SHORT PROBLEM -
Go through the material below and copy all lines with "областное".

MATERIAL SUPPLIED -
== == ==

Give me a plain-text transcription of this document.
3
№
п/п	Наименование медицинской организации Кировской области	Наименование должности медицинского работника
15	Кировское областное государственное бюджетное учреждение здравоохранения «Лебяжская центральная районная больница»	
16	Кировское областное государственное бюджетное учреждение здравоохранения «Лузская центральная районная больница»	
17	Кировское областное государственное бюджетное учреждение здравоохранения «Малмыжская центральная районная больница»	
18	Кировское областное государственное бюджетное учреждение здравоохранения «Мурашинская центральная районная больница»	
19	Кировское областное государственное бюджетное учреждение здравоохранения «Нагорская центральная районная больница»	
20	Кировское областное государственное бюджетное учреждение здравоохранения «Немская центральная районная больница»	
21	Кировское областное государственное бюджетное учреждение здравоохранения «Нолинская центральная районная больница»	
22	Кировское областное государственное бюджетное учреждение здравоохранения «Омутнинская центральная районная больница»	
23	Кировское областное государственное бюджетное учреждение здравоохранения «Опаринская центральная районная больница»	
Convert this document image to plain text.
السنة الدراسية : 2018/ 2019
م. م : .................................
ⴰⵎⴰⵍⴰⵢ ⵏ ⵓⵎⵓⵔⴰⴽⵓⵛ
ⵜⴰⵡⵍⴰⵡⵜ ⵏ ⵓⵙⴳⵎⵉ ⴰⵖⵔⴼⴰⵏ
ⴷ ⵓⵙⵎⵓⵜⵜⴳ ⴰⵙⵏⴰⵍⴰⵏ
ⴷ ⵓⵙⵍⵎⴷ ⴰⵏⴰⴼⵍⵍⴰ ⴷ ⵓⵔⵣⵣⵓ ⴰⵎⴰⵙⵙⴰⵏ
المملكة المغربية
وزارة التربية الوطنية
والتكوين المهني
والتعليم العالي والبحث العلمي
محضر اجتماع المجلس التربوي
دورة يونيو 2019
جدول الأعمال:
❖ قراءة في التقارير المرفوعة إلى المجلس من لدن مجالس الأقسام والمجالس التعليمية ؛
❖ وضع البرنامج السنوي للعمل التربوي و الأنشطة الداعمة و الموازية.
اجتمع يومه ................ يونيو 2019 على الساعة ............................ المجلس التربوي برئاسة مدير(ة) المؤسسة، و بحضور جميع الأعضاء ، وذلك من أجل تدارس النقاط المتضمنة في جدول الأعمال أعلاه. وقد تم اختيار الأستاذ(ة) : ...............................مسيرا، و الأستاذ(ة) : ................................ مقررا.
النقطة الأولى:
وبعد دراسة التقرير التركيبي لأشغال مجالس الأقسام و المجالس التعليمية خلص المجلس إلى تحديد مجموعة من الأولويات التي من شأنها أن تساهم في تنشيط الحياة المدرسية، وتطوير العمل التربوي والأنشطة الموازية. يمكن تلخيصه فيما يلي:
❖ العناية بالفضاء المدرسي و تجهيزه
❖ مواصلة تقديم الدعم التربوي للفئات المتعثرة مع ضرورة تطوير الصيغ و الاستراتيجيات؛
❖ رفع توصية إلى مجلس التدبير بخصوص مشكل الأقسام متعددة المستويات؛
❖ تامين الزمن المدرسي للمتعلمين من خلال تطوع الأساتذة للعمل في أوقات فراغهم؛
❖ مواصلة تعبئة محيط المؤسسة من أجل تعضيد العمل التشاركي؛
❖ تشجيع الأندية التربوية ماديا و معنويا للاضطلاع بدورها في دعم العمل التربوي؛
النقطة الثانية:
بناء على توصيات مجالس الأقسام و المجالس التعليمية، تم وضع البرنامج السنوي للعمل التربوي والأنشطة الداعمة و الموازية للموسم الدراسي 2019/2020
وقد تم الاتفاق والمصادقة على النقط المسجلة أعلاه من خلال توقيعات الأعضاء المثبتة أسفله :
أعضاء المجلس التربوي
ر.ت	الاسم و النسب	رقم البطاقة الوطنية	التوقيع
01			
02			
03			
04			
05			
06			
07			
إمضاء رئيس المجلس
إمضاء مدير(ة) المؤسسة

== == ==

TASK RESPONSE -
15	Кировское областное государственное бюджетное учреждение здравоохранения «Лебяжская центральная районная больница»	
16	Кировское областное государственное бюджетное учреждение здравоохранения «Лузская центральная районная больница»	
17	Кировское областное государственное бюджетное учреждение здравоохранения «Малмыжская центральная районная больница»	
18	Кировское областное государственное бюджетное учреждение здравоохранения «Мурашинская центральная районная больница»	
19	Кировское областное государственное бюджетное учреждение здравоохранения «Нагорская центральная районная больница»	
20	Кировское областное государственное бюджетное учреждение здравоохранения «Немская центральная районная больница»	
21	Кировское областное государственное бюджетное учреждение здравоохранения «Нолинская центральная районная больница»	
22	Кировское областное государственное бюджетное учреждение здравоохранения «Омутнинская центральная районная больница»	
23	Кировское областное государственное бюджетное учреждение здравоохранения «Опаринская центральная районная больница»	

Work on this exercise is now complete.